**** DATA IN THIS EXERCISE

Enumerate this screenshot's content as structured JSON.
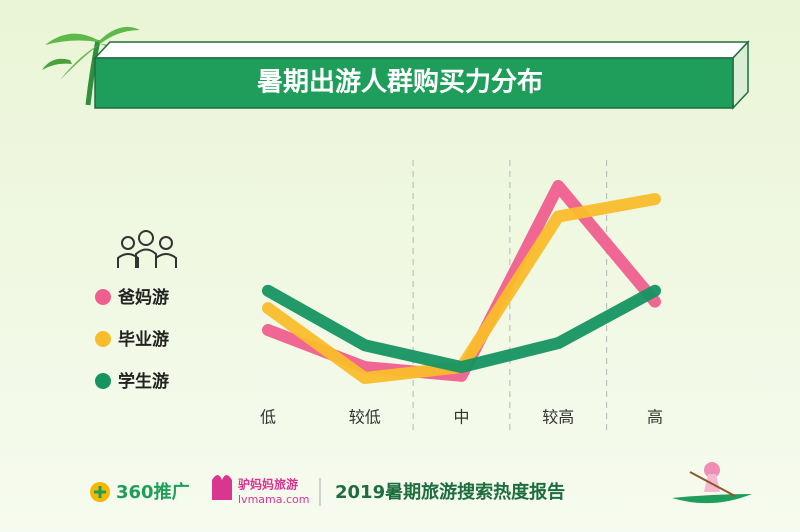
{
  "chart_data": {
    "type": "line",
    "title": "暑期出游人群购买力分布",
    "categories": [
      "低",
      "较低",
      "中",
      "较高",
      "高"
    ],
    "series": [
      {
        "name": "爸妈游",
        "color": "#ee5f8d",
        "values": [
          32,
          15,
          11,
          98,
          45
        ]
      },
      {
        "name": "毕业游",
        "color": "#f9bd2b",
        "values": [
          42,
          10,
          15,
          84,
          92
        ]
      },
      {
        "name": "学生游",
        "color": "#159462",
        "values": [
          50,
          25,
          15,
          26,
          50
        ]
      }
    ]
  },
  "footer": {
    "brand": "360推广",
    "partner": "驴妈妈旅游",
    "partner_url": "lvmama.com",
    "report": "2019暑期旅游搜索热度报告"
  }
}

********

→ PROBLEM:
Copy all the records above exactly, but leave out the pictures.

→ ANSWER BELOW:
Enumerate this screenshot's content as structured JSON.
{
  "chart_data": {
    "type": "line",
    "title": "暑期出游人群购买力分布",
    "categories": [
      "低",
      "较低",
      "中",
      "较高",
      "高"
    ],
    "series": [
      {
        "name": "爸妈游",
        "color": "#ee5f8d",
        "values": [
          32,
          15,
          11,
          98,
          45
        ]
      },
      {
        "name": "毕业游",
        "color": "#f9bd2b",
        "values": [
          42,
          10,
          15,
          84,
          92
        ]
      },
      {
        "name": "学生游",
        "color": "#159462",
        "values": [
          50,
          25,
          15,
          26,
          50
        ]
      }
    ]
  },
  "footer": {
    "brand": "360推广",
    "partner": "驴妈妈旅游",
    "partner_url": "lvmama.com",
    "report": "2019暑期旅游搜索热度报告"
  }
}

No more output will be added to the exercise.